++++ Dataset

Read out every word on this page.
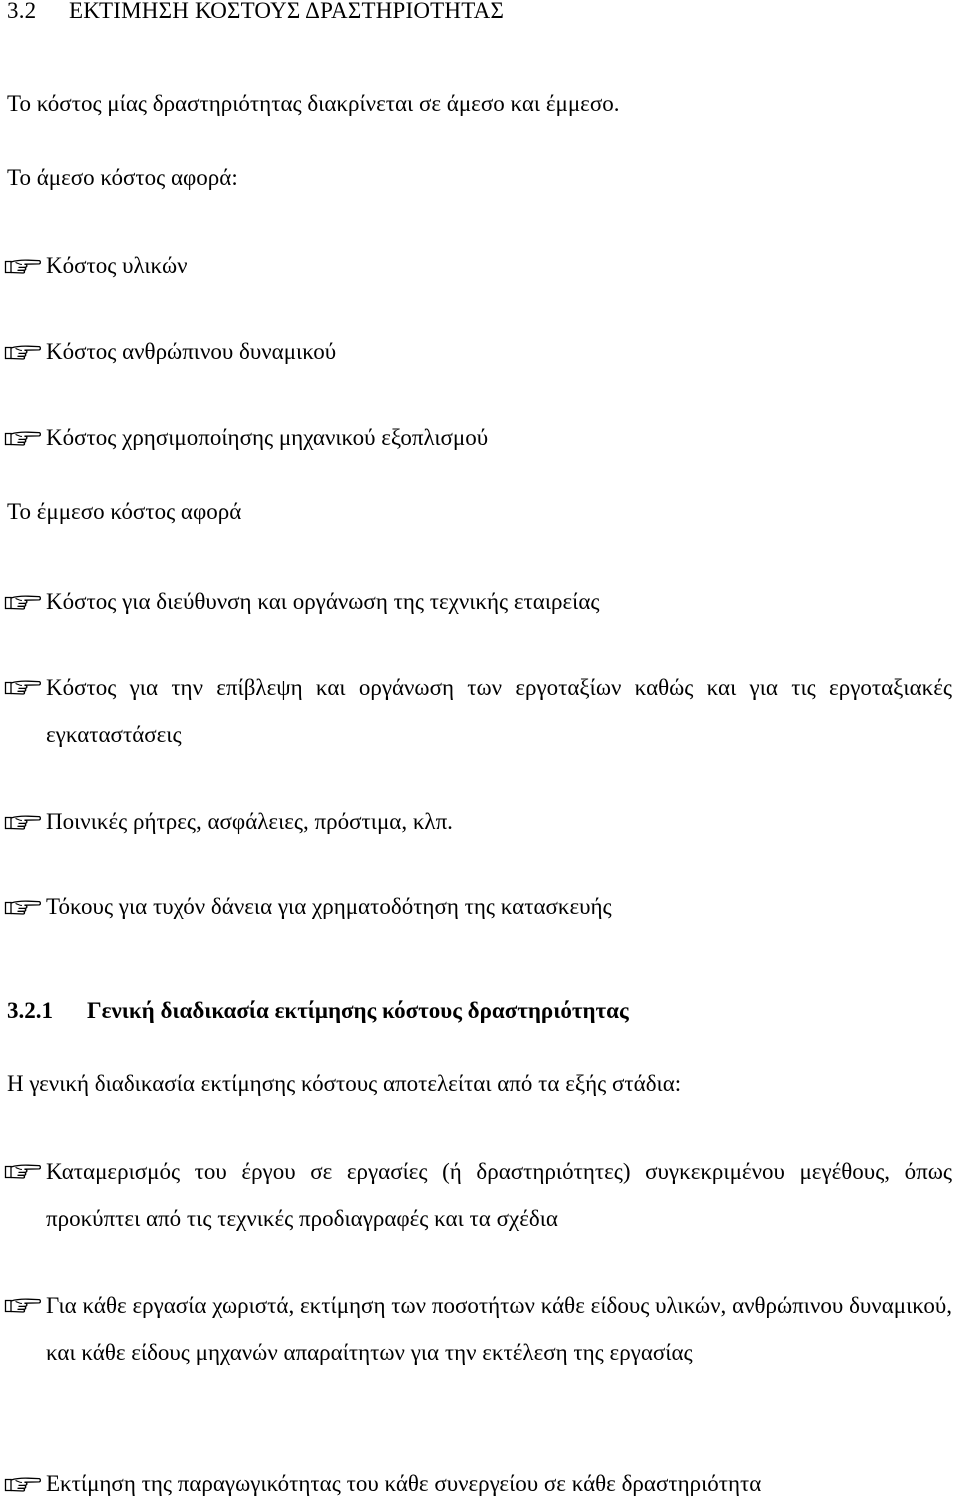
3.2 ΕΚΤΙΜΗΣΗ ΚΟΣΤΟΥΣ ΔΡΑΣΤΗΡΙΟΤΗΤΑΣ
Το κόστος μίας δραστηριότητας διακρίνεται σε άμεσο και έμμεσο.
Το άμεσο κόστος αφορά:
Κόστος υλικών
Κόστος ανθρώπινου δυναμικού
Κόστος χρησιμοποίησης μηχανικού εξοπλισμού
Το έμμεσο κόστος αφορά
Κόστος για διεύθυνση και οργάνωση της τεχνικής εταιρείας
Κόστος για την επίβλεψη και οργάνωση των εργοταξίων καθώς και για τις εργοταξιακές εγκαταστάσεις
Ποινικές ρήτρες, ασφάλειες, πρόστιμα, κλπ.
Τόκους για τυχόν δάνεια για χρηματοδότηση της κατασκευής
3.2.1 Γενική διαδικασία εκτίμησης κόστους δραστηριότητας
Η γενική διαδικασία εκτίμησης κόστους αποτελείται από τα εξής στάδια:
Καταμερισμός του έργου σε εργασίες (ή δραστηριότητες) συγκεκριμένου μεγέθους, όπως προκύπτει από τις τεχνικές προδιαγραφές και τα σχέδια
Για κάθε εργασία χωριστά, εκτίμηση των ποσοτήτων κάθε είδους υλικών, ανθρώπινου δυναμικού, και κάθε είδους μηχανών απαραίτητων για την εκτέλεση της εργασίας
Εκτίμηση της παραγωγικότητας του κάθε συνεργείου σε κάθε δραστηριότητα
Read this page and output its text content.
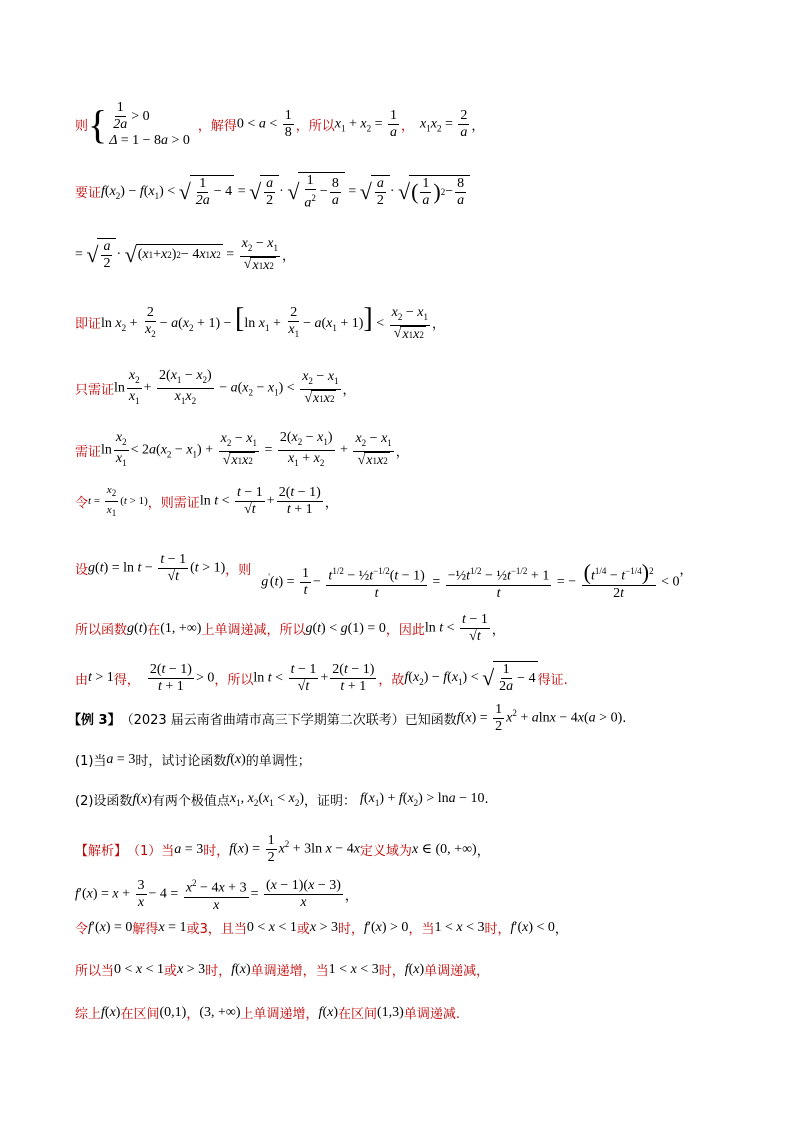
则 { $\frac{1}{2a} > 0$
Δ = 1 − 8a > 0
，解得 $0 < a < \frac{1}{8}$ ，所以 $x_1 + x_2 = \frac{1}{a}$ ， $x_1x_2 = \frac{2}{a}$ ，
要证 $f(x_2) - f(x_1)$ < √ $\frac{1}{2a} - 4$ = √ $\frac{a}{2}$ · √ $\frac{1}{a^2} - \frac{8}{a}$ = √ $\frac{a}{2}$ · √ ( $\frac{1}{a}$ ) $2 - \frac{8}{a}$
= √ $\frac{a}{2}$ · √ ( x 1 + x 2 ) 2 − 4 x 1 x $2 = \frac{x_2 - x_1}{√ x 1 x 2}$ ，
即证 $\ln x_2 + \frac{2}{x_2} - a(x_2 + 1) - [\ln$ $x_1 + \frac{2}{x_1} - a(x_1 + 1)] < \frac{x_2 - x_1}{√ x 1 x 2}$ ，
只需证 $\ln \frac{x_2}{x_1} + \frac{2(x_1 - x_2)}{x_1x_2} - a(x_2 - x_1) < \frac{x_2 - x_1}{√ x 1 x 2}$ ，
需证 $\ln \frac{x_2}{x_1} < 2a(x_2 - x_1) + \frac{x_2 - x_1}{√ x 1 x 2} = \frac{2(x_2 - x_1)}{x_1 + x_2} + \frac{x_2 - x_1}{√ x 1 x 2}$ ，
令 $t = \frac{x_2}{x_1} (t > 1)$ ，则需证 $\ln t < \frac{t - 1}{√t} + \frac{2(t - 1)}{t + 1}$ ，
设 $g(t) = \ln t - \frac{t - 1}{√t} (t > 1)$ ，则
$g'(t) = \frac{1}{t} - \frac{t^{1/2} - \frac{1}{2}t^{-1/2}(t - 1)}{t} = \frac{-\frac{1}{2}t^{1/2} - \frac{1}{2}t^{-1/2} + 1}{t}$ = − $\frac{(t^{1/4} - t^{-1/4})^2}{2t} < 0$
，
所以函数 g(t) 在 (1, +∞) 上单调递减，所以 g(t) < g(1) = 0 ，因此 $\ln t < \frac{t - 1}{√t}$ ，
由 t > 1 得， $\frac{2(t - 1)}{t + 1} > 0$ ，所以 $\ln t < \frac{t - 1}{√t} + \frac{2(t - 1)}{t + 1}$ ，故 $f(x_2) - f(x_1)$ < √ $\frac{1}{2a} - 4$ 得证.
【例 3】 （2023 届云南省曲靖市高三下学期第二次联考）已知函数 $f(x) = \frac{1}{2} x^2 + alnx - 4x(a > 0)$ .
(1)当 a = 3 时，试讨论函数 f(x) 的单调性；
(2)设函数 f(x) 有两个极值点 $x_1$, $x_2(x_1 < x_2)$ ，证明： $f(x_1) + f(x_2) > \ln a - 10$ .
【解析】 （1）当 a = 3 时， $f(x) = \frac{1}{2} x^2 + 3\ln$ x − 4x 定义域为 x ∈ (0, +∞) ，
$f'(x) = x + \frac{3}{x} - 4 = \frac{x^2 - 4x + 3}{x} = \frac{(x - 1)(x - 3)}{x}$ ，
令 f′(x) = 0 解得 x = 1 或3，且当 0 < x < 1 或 x > 3 时， f′(x) > 0 ，当 1 < x < 3 时， f′(x) < 0 ，
所以当 0 < x < 1 或 x > 3 时， f(x) 单调递增，当 1 < x < 3 时， f(x) 单调递减，
综上 f(x) 在区间 (0,1) ， (3, +∞) 上单调递增， f(x) 在区间 (1,3) 单调递减.
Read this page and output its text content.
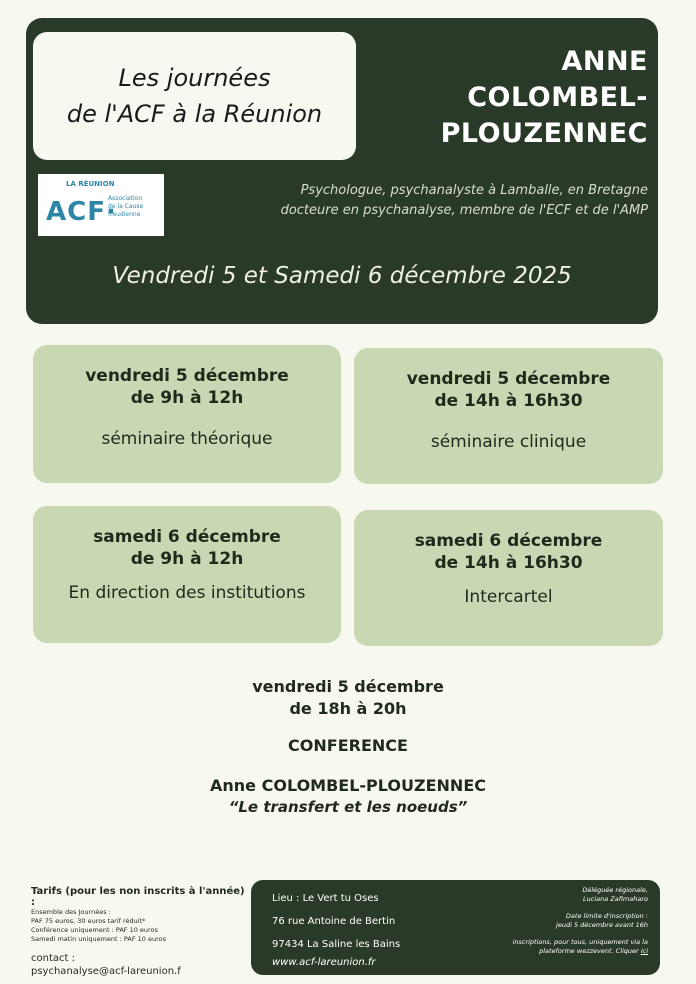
Les journées
de l'ACF à la Réunion
LA RÉUNION
ACF·
Association
de la Cause
freudienne
ANNE
COLOMBEL-
PLOUZENNEC
Psychologue, psychanalyste à Lamballe, en Bretagne
docteure en psychanalyse, membre de l'ECF et de l'AMP
Vendredi 5 et Samedi 6 décembre 2025
vendredi 5 décembre
de 9h à 12h
séminaire théorique
vendredi 5 décembre
de 14h à 16h30
séminaire clinique
samedi 6 décembre
de 9h à 12h
En direction des institutions
samedi 6 décembre
de 14h à 16h30
Intercartel
vendredi 5 décembre
de 18h à 20h
CONFERENCE
Anne COLOMBEL-PLOUZENNEC
“Le transfert et les noeuds”
Tarifs (pour les non inscrits à l'année) :
Ensemble des Journées :
PAF 75 euros, 30 euros tarif réduit*
Conférence uniquement : PAF 10 euros
Samedi matin uniquement : PAF 10 euros
contact :
psychanalyse@acf-lareunion.f
Lieu : Le Vert tu Oses
76 rue Antoine de Bertin
97434 La Saline les Bains
www.acf-lareunion.fr

Déléguée régionale,
Luciana Zafimaharo

Date limite d'inscription :
jeudi 5 décembre avant 16h

inscriptions, pour tous, uniquement via la
plateforme wezzevent. Cliquer ici
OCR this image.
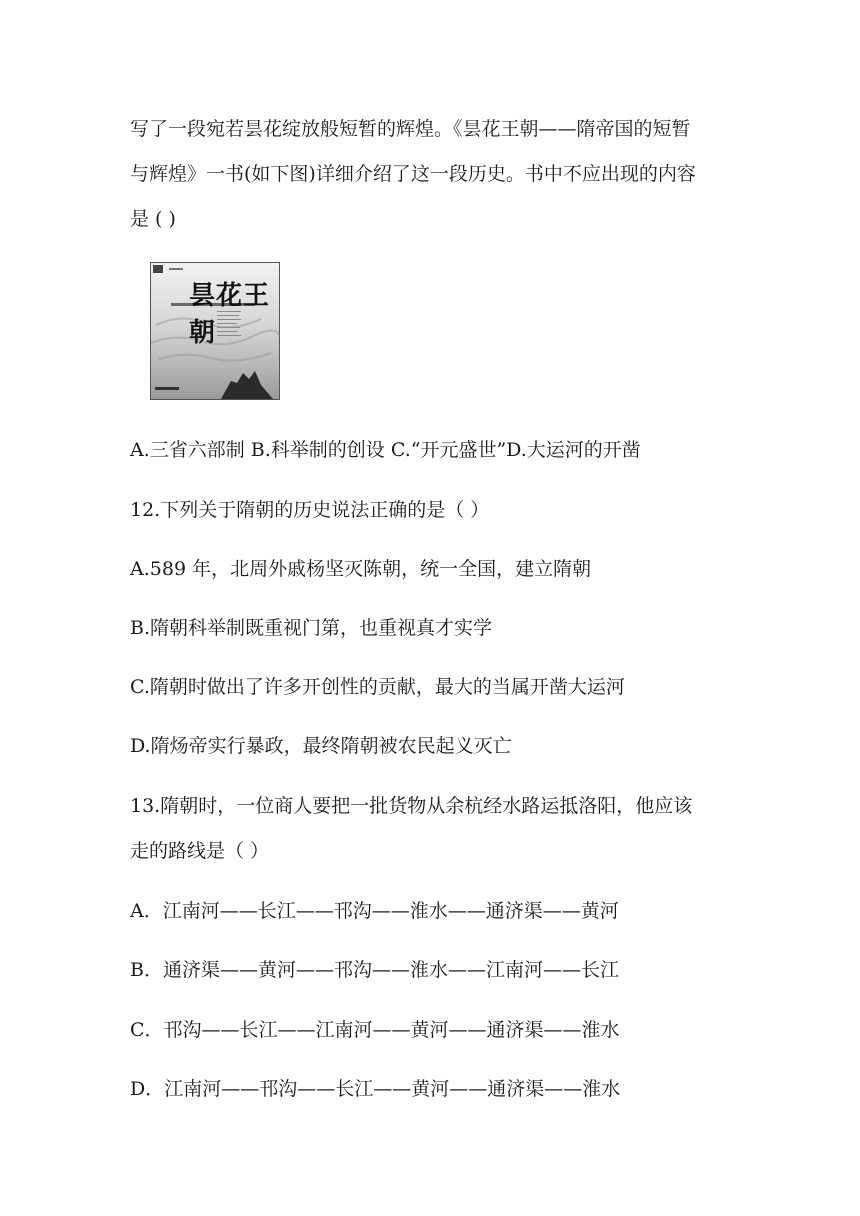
写了一段宛若昙花绽放般短暂的辉煌。《昙花王朝——隋帝国的短暂
与辉煌》一书(如下图)详细介绍了这一段历史。书中不应出现的内容
是 ( )
昙花王朝
A.三省六部制 B.科举制的创设 C.“开元盛世”D.大运河的开凿
12.下列关于隋朝的历史说法正确的是（ ）
A.589 年，北周外戚杨坚灭陈朝，统一全国，建立隋朝
B.隋朝科举制既重视门第，也重视真才实学
C.隋朝时做出了许多开创性的贡献，最大的当属开凿大运河
D.隋炀帝实行暴政，最终隋朝被农民起义灭亡
13.隋朝时，一位商人要把一批货物从余杭经水路运抵洛阳，他应该
走的路线是（ ）
A．江南河——长江——邗沟——淮水——通济渠——黄河
B．通济渠——黄河——邗沟——淮水——江南河——长江
C．邗沟——长江——江南河——黄河——通济渠——淮水
D．江南河——邗沟——长江——黄河——通济渠——淮水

++++++++

__What you should do__.
Reproduce nothing but the lines that run from the line containing "OCR this image." through the last line of the records, inclusive. Omit the pictures.

__Exercise response__.
OCR this image.
写了一段宛若昙花绽放般短暂的辉煌。《昙花王朝——隋帝国的短暂
与辉煌》一书(如下图)详细介绍了这一段历史。书中不应出现的内容
是 ( )
昙花王朝
A.三省六部制 B.科举制的创设 C.“开元盛世”D.大运河的开凿
12.下列关于隋朝的历史说法正确的是（ ）
A.589 年，北周外戚杨坚灭陈朝，统一全国，建立隋朝
B.隋朝科举制既重视门第，也重视真才实学
C.隋朝时做出了许多开创性的贡献，最大的当属开凿大运河
D.隋炀帝实行暴政，最终隋朝被农民起义灭亡
13.隋朝时，一位商人要把一批货物从余杭经水路运抵洛阳，他应该
走的路线是（ ）
A．江南河——长江——邗沟——淮水——通济渠——黄河
B．通济渠——黄河——邗沟——淮水——江南河——长江
C．邗沟——长江——江南河——黄河——通济渠——淮水
D．江南河——邗沟——长江——黄河——通济渠——淮水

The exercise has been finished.